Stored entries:
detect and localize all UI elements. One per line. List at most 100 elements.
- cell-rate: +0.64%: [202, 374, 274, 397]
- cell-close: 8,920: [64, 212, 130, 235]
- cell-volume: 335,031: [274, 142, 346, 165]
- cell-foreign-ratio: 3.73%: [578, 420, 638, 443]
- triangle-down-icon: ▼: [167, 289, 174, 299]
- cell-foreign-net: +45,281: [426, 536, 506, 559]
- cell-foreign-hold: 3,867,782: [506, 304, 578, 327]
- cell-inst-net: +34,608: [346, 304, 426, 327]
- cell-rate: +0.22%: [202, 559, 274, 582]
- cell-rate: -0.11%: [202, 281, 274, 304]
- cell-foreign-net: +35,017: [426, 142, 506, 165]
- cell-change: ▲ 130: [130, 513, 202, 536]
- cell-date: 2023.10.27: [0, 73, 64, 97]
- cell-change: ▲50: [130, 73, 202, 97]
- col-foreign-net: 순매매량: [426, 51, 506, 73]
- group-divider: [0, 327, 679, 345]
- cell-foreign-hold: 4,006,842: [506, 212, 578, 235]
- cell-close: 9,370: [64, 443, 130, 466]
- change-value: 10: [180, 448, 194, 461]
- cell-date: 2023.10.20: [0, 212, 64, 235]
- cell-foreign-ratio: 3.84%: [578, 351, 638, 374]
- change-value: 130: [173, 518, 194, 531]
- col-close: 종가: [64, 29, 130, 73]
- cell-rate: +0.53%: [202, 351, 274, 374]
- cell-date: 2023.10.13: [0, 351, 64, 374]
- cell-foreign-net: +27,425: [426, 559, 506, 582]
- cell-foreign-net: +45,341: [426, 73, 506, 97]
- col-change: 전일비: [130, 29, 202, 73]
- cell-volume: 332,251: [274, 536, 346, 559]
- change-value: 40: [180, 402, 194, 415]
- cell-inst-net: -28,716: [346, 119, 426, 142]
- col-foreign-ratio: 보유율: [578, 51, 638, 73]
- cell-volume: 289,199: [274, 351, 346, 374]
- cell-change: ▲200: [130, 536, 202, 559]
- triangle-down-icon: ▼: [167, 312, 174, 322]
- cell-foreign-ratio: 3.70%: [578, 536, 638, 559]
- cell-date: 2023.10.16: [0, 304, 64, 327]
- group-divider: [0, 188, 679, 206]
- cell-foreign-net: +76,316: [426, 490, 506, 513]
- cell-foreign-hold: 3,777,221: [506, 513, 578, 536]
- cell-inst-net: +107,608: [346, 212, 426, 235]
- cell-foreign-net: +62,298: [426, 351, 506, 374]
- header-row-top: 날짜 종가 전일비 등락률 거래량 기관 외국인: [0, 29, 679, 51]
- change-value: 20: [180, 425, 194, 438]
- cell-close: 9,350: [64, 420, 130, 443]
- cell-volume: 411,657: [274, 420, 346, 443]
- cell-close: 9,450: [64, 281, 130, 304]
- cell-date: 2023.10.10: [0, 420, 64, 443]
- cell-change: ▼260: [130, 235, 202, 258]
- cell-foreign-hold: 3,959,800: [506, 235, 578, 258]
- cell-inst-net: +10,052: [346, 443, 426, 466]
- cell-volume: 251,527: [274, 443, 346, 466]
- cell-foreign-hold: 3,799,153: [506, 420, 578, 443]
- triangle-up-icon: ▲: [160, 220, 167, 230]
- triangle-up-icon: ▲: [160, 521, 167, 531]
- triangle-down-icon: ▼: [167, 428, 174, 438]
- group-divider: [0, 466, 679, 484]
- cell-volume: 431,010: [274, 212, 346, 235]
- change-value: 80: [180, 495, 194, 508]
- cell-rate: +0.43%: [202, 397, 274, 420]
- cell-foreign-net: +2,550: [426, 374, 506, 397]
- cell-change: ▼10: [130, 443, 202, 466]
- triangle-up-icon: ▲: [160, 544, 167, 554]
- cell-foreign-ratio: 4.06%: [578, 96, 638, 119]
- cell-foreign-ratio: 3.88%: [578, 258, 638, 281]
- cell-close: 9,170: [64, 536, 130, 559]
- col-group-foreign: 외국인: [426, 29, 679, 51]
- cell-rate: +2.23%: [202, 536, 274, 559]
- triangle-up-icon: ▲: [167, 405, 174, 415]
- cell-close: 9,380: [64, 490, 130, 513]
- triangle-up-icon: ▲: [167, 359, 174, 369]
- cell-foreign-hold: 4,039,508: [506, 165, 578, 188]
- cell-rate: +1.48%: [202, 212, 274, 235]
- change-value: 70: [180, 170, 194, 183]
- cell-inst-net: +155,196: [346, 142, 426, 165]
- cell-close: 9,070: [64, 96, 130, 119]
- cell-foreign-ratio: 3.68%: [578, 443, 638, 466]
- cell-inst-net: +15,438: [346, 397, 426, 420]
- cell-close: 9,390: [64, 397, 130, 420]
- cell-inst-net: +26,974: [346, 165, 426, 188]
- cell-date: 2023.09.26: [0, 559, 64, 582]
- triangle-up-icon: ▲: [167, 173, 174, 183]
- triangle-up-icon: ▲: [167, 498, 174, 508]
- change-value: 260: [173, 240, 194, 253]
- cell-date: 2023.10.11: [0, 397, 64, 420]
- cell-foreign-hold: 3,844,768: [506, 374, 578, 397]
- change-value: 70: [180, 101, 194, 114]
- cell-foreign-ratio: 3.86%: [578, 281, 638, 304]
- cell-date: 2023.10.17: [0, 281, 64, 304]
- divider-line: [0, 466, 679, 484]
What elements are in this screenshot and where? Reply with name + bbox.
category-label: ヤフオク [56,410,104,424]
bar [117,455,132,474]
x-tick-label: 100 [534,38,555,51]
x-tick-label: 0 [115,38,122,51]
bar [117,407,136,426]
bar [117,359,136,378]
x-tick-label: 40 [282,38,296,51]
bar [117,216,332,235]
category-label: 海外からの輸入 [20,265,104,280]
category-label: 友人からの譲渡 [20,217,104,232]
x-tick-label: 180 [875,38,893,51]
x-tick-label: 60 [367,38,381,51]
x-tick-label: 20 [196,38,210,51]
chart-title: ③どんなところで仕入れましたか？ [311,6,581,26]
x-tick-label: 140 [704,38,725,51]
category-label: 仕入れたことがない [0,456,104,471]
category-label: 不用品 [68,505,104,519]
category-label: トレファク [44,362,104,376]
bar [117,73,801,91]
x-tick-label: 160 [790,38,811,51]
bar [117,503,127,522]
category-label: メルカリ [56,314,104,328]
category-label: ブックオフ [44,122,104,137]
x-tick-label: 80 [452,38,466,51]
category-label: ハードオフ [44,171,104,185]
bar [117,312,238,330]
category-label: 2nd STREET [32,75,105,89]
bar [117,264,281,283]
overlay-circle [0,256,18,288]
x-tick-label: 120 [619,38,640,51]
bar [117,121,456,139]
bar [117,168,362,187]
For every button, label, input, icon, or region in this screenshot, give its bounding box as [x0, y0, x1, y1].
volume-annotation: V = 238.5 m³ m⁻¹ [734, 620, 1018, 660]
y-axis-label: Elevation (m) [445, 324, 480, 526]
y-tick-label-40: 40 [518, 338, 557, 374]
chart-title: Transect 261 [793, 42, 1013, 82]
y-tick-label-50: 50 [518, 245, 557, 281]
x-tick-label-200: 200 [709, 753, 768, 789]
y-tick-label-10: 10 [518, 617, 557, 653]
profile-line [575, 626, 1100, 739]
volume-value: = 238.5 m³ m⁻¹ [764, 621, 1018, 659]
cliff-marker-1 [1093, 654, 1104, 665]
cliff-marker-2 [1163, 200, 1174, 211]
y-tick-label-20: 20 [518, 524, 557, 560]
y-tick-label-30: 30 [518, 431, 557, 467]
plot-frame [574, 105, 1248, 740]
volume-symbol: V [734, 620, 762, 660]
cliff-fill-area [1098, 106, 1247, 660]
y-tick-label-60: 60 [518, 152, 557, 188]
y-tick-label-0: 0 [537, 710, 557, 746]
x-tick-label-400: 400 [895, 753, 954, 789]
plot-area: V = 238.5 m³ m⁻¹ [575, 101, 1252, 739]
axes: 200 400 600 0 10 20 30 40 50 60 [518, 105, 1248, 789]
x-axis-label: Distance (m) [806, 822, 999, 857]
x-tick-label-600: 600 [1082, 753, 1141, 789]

What is needed
Copy out the stored entries word for word from their start through the line containing "- cell-foreign-net: +35,017: [426, 142, 506, 165]", including that line.

Reply
detect and localize all UI elements. One per line. List at most 100 elements.
- cell-rate: +0.64%: [202, 374, 274, 397]
- cell-close: 8,920: [64, 212, 130, 235]
- cell-volume: 335,031: [274, 142, 346, 165]
- cell-foreign-ratio: 3.73%: [578, 420, 638, 443]
- triangle-down-icon: ▼: [167, 289, 174, 299]
- cell-foreign-net: +45,281: [426, 536, 506, 559]
- cell-foreign-hold: 3,867,782: [506, 304, 578, 327]
- cell-inst-net: +34,608: [346, 304, 426, 327]
- cell-rate: +0.22%: [202, 559, 274, 582]
- cell-rate: -0.11%: [202, 281, 274, 304]
- cell-foreign-net: +35,017: [426, 142, 506, 165]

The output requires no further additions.